Dataset records:
──────
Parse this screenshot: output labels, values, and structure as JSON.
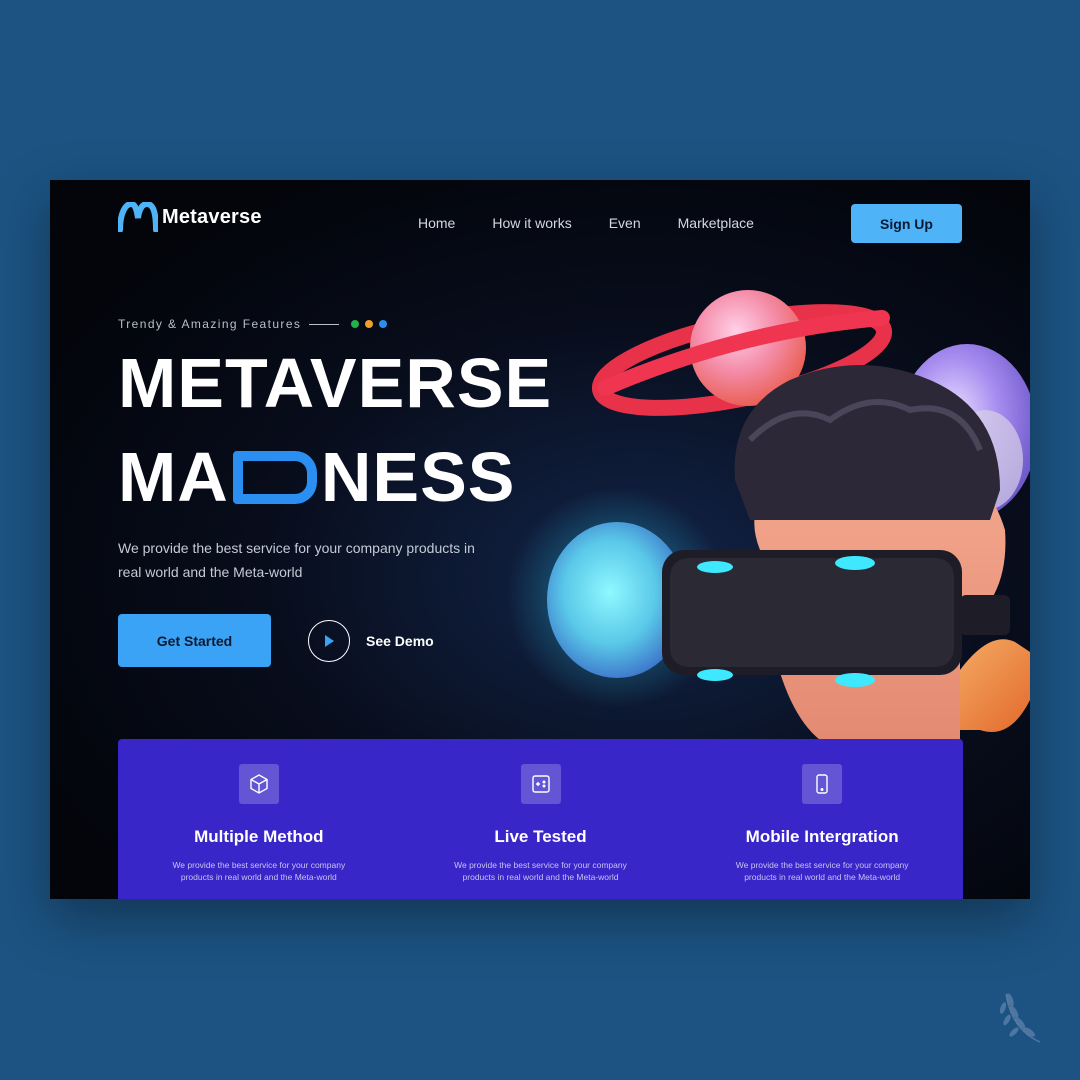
{
  "app": {
    "brand": "Metaverse",
    "brand_color": "#4eb3f7",
    "background_color": "#1c5382"
  },
  "nav": {
    "items": [
      "Home",
      "How it works",
      "Even",
      "Marketplace"
    ],
    "signup_label": "Sign Up"
  },
  "hero": {
    "tagline": "Trendy & Amazing Features",
    "tagline_dot_colors": [
      "#22b14c",
      "#f0a02a",
      "#2a8ff0"
    ],
    "title_line1": "METAVERSE",
    "title_line2_prefix": "MA",
    "title_line2_suffix": "NESS",
    "title_accent_color": "#2a8ff0",
    "description": "We provide the best service for your company products in real world and the Meta-world",
    "primary_cta": "Get Started",
    "secondary_cta": "See Demo"
  },
  "features": [
    {
      "icon": "cube-icon",
      "title": "Multiple Method",
      "description": "We provide the best service for your company products in real world and the Meta-world"
    },
    {
      "icon": "tablet-sparkle-icon",
      "title": "Live Tested",
      "description": "We provide the best service for your company products in real world and the Meta-world"
    },
    {
      "icon": "mobile-phone-icon",
      "title": "Mobile Intergration",
      "description": "We provide the best service for your company products in real world and the Meta-world"
    }
  ],
  "features_panel_color": "#3826c8"
}
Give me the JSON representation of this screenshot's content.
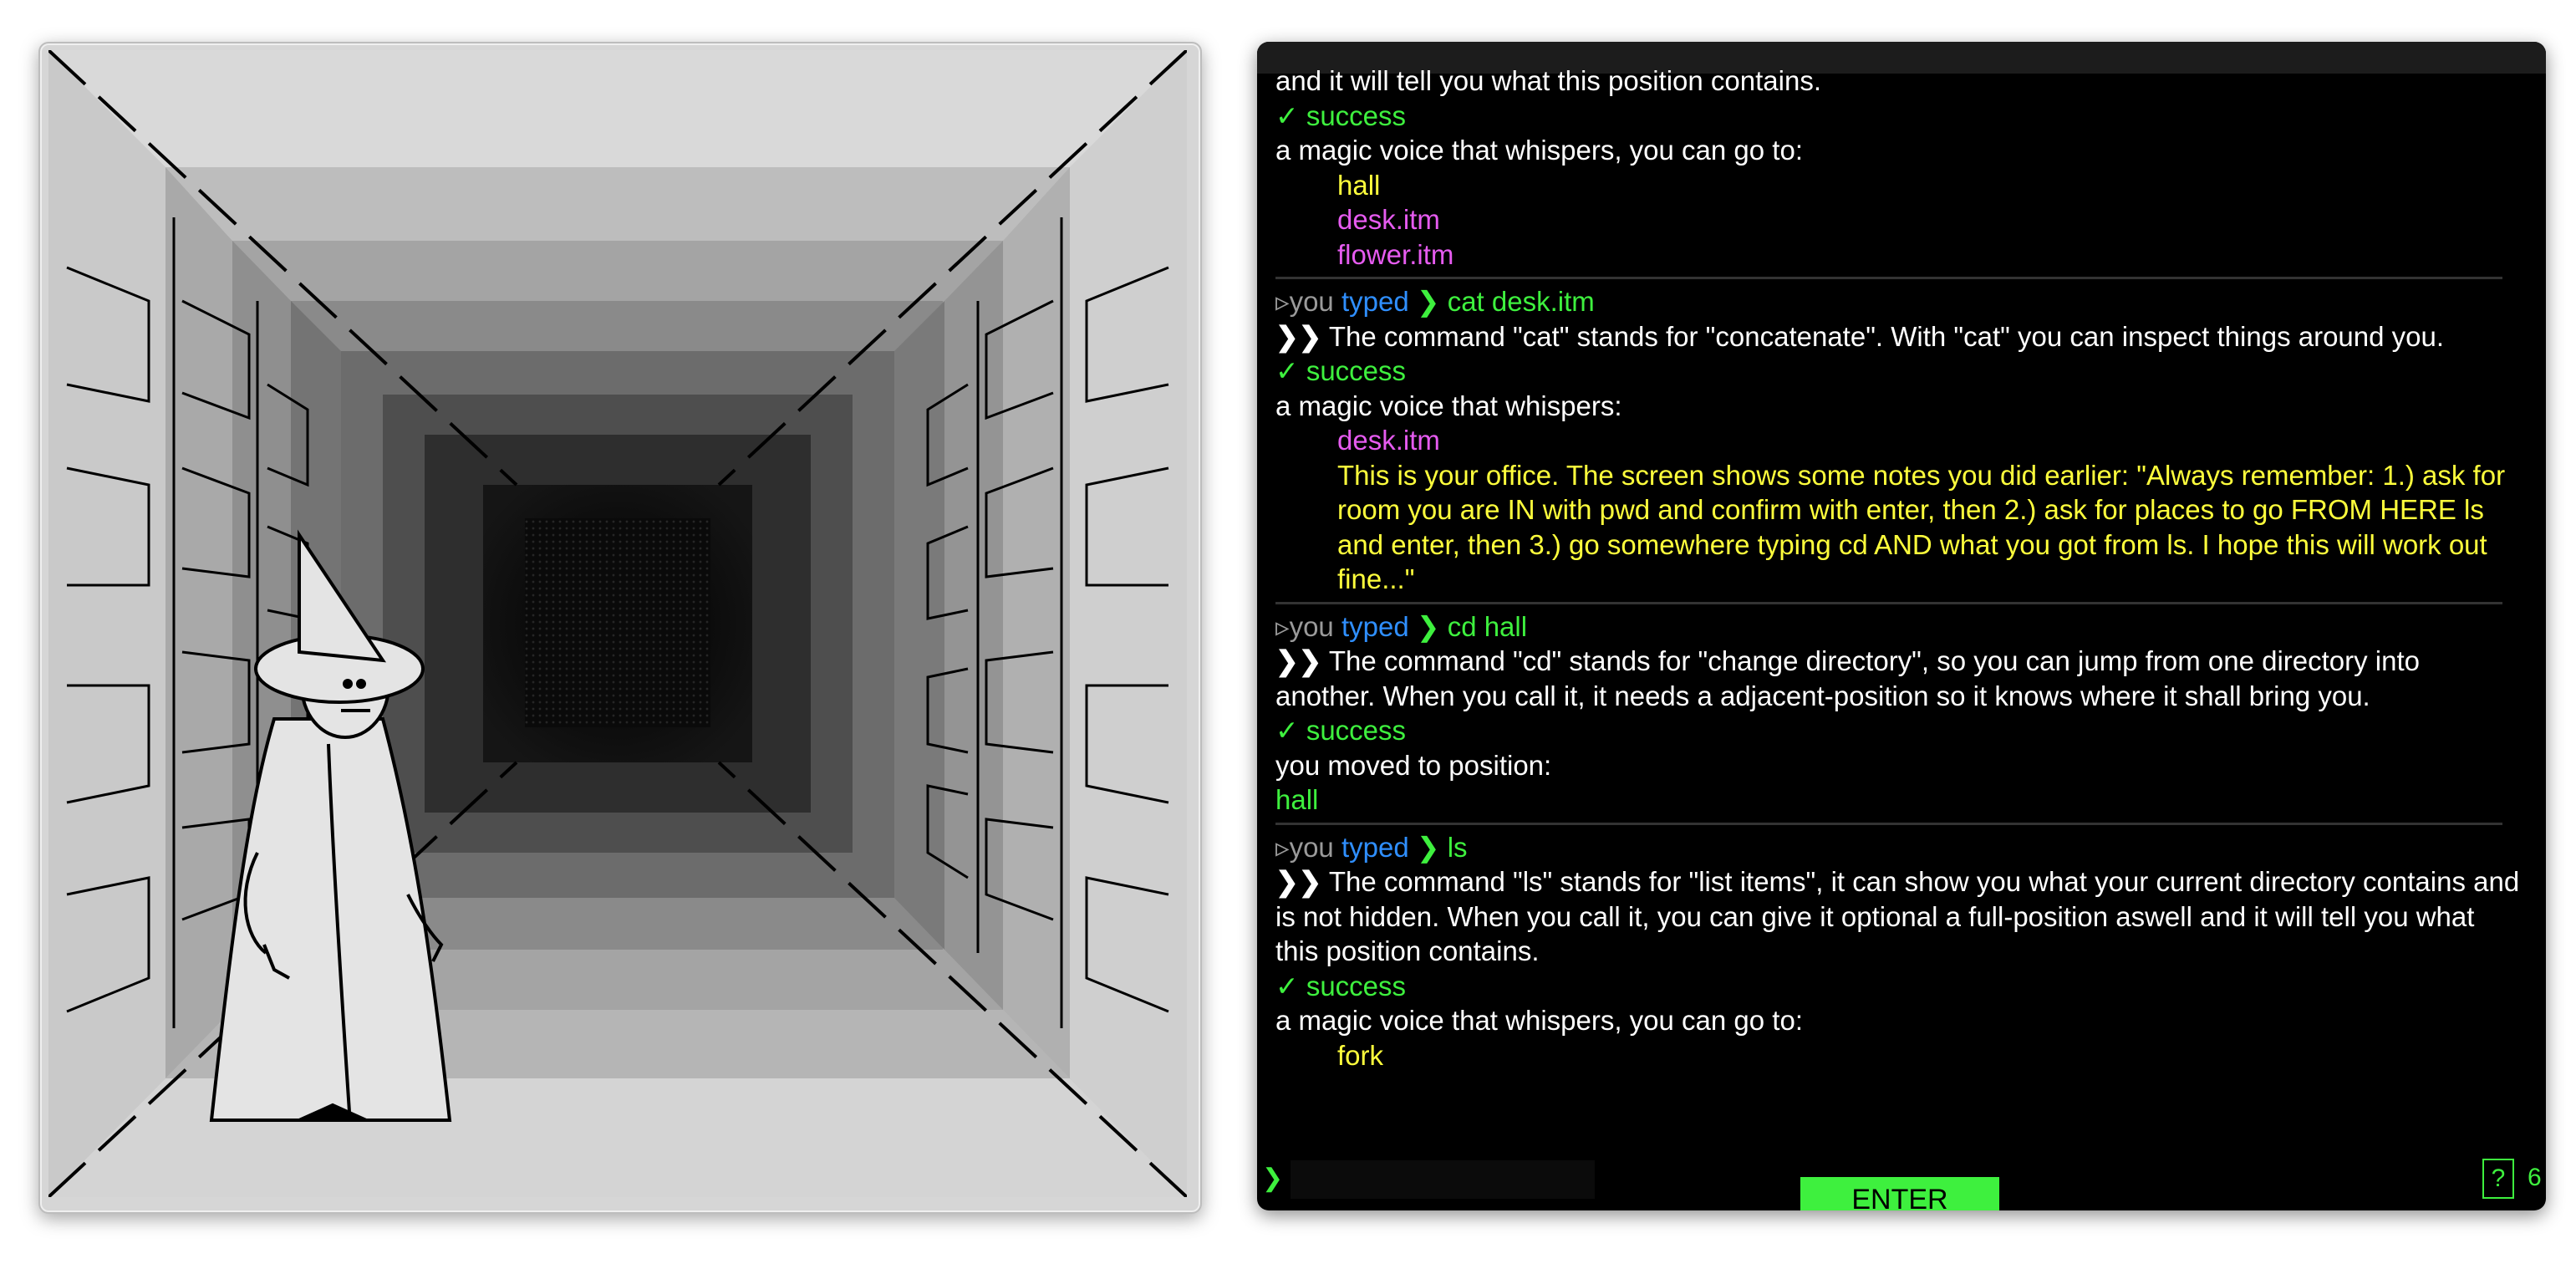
{
  "colors": {
    "terminal_bg": "#000000",
    "success": "#3ef03e",
    "highlight_yellow": "#ffff3c",
    "item_magenta": "#e65bf0",
    "typed_blue": "#2f8fff",
    "enter_button": "#3ef03e"
  },
  "game": {
    "scene": "stone corridor with wizard",
    "character_icon": "wizard-icon"
  },
  "terminal": {
    "block0": {
      "cont": "and it will tell you what this position contains.",
      "success": "✓ success",
      "voice": "a magic voice that whispers, you can go to:",
      "items": [
        "hall",
        "desk.itm",
        "flower.itm"
      ]
    },
    "block1": {
      "prefix": "▹you",
      "typed": "typed",
      "chev": "❯",
      "cmd": "cat desk.itm",
      "arrows": "❯❯",
      "explain": " The command \"cat\" stands for \"concatenate\". With \"cat\" you can inspect things around you.",
      "success": "✓ success",
      "voice": "a magic voice that whispers:",
      "item": "desk.itm",
      "note": "This is your office. The screen shows some notes you did earlier: \"Always remember: 1.) ask for room you are IN with pwd and confirm with enter, then 2.) ask for places to go FROM HERE ls and enter, then 3.) go somewhere typing cd AND what you got from ls. I hope this will work out fine...\""
    },
    "block2": {
      "prefix": "▹you",
      "typed": "typed",
      "chev": "❯",
      "cmd": "cd hall",
      "arrows": "❯❯",
      "explain": " The command \"cd\" stands for \"change directory\", so you can jump from one directory into another. When you call it, it needs a adjacent-position so it knows where it shall bring you.",
      "success": "✓ success",
      "moved": "you moved to position:",
      "position": "hall"
    },
    "block3": {
      "prefix": "▹you",
      "typed": "typed",
      "chev": "❯",
      "cmd": "ls",
      "arrows": "❯❯",
      "explain": " The command \"ls\" stands for \"list items\", it can show you what your current directory contains and is not hidden. When you call it, you can give it optional a full-position aswell and it will tell you what this position contains.",
      "success": "✓ success",
      "voice": "a magic voice that whispers, you can go to:",
      "item": "fork"
    },
    "prompt": {
      "symbol": "❯",
      "value": "",
      "help_label": "?",
      "counter": "6",
      "enter_label": "ENTER"
    }
  }
}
──────
Problem requirements:
What comes back should match the records exactly, minus any pictures.

Problem solution:
Parse this screenshot: output labels, values, and structure as JSON.
{
  "app": {
    "brand": "Metaverse",
    "brand_color": "#4eb3f7",
    "background_color": "#1c5382"
  },
  "nav": {
    "items": [
      "Home",
      "How it works",
      "Even",
      "Marketplace"
    ],
    "signup_label": "Sign Up"
  },
  "hero": {
    "tagline": "Trendy & Amazing Features",
    "tagline_dot_colors": [
      "#22b14c",
      "#f0a02a",
      "#2a8ff0"
    ],
    "title_line1": "METAVERSE",
    "title_line2_prefix": "MA",
    "title_line2_suffix": "NESS",
    "title_accent_color": "#2a8ff0",
    "description": "We provide the best service for your company products in real world and the Meta-world",
    "primary_cta": "Get Started",
    "secondary_cta": "See Demo"
  },
  "features": [
    {
      "icon": "cube-icon",
      "title": "Multiple Method",
      "description": "We provide the best service for your company products in real world and the Meta-world"
    },
    {
      "icon": "tablet-sparkle-icon",
      "title": "Live Tested",
      "description": "We provide the best service for your company products in real world and the Meta-world"
    },
    {
      "icon": "mobile-phone-icon",
      "title": "Mobile Intergration",
      "description": "We provide the best service for your company products in real world and the Meta-world"
    }
  ],
  "features_panel_color": "#3826c8"
}
Give me the JSON representation of this screenshot's content.
{
  "colors": {
    "terminal_bg": "#000000",
    "success": "#3ef03e",
    "highlight_yellow": "#ffff3c",
    "item_magenta": "#e65bf0",
    "typed_blue": "#2f8fff",
    "enter_button": "#3ef03e"
  },
  "game": {
    "scene": "stone corridor with wizard",
    "character_icon": "wizard-icon"
  },
  "terminal": {
    "block0": {
      "cont": "and it will tell you what this position contains.",
      "success": "✓ success",
      "voice": "a magic voice that whispers, you can go to:",
      "items": [
        "hall",
        "desk.itm",
        "flower.itm"
      ]
    },
    "block1": {
      "prefix": "▹you",
      "typed": "typed",
      "chev": "❯",
      "cmd": "cat desk.itm",
      "arrows": "❯❯",
      "explain": " The command \"cat\" stands for \"concatenate\". With \"cat\" you can inspect things around you.",
      "success": "✓ success",
      "voice": "a magic voice that whispers:",
      "item": "desk.itm",
      "note": "This is your office. The screen shows some notes you did earlier: \"Always remember: 1.) ask for room you are IN with pwd and confirm with enter, then 2.) ask for places to go FROM HERE ls and enter, then 3.) go somewhere typing cd AND what you got from ls. I hope this will work out fine...\""
    },
    "block2": {
      "prefix": "▹you",
      "typed": "typed",
      "chev": "❯",
      "cmd": "cd hall",
      "arrows": "❯❯",
      "explain": " The command \"cd\" stands for \"change directory\", so you can jump from one directory into another. When you call it, it needs a adjacent-position so it knows where it shall bring you.",
      "success": "✓ success",
      "moved": "you moved to position:",
      "position": "hall"
    },
    "block3": {
      "prefix": "▹you",
      "typed": "typed",
      "chev": "❯",
      "cmd": "ls",
      "arrows": "❯❯",
      "explain": " The command \"ls\" stands for \"list items\", it can show you what your current directory contains and is not hidden. When you call it, you can give it optional a full-position aswell and it will tell you what this position contains.",
      "success": "✓ success",
      "voice": "a magic voice that whispers, you can go to:",
      "item": "fork"
    },
    "prompt": {
      "symbol": "❯",
      "value": "",
      "help_label": "?",
      "counter": "6",
      "enter_label": "ENTER"
    }
  }
}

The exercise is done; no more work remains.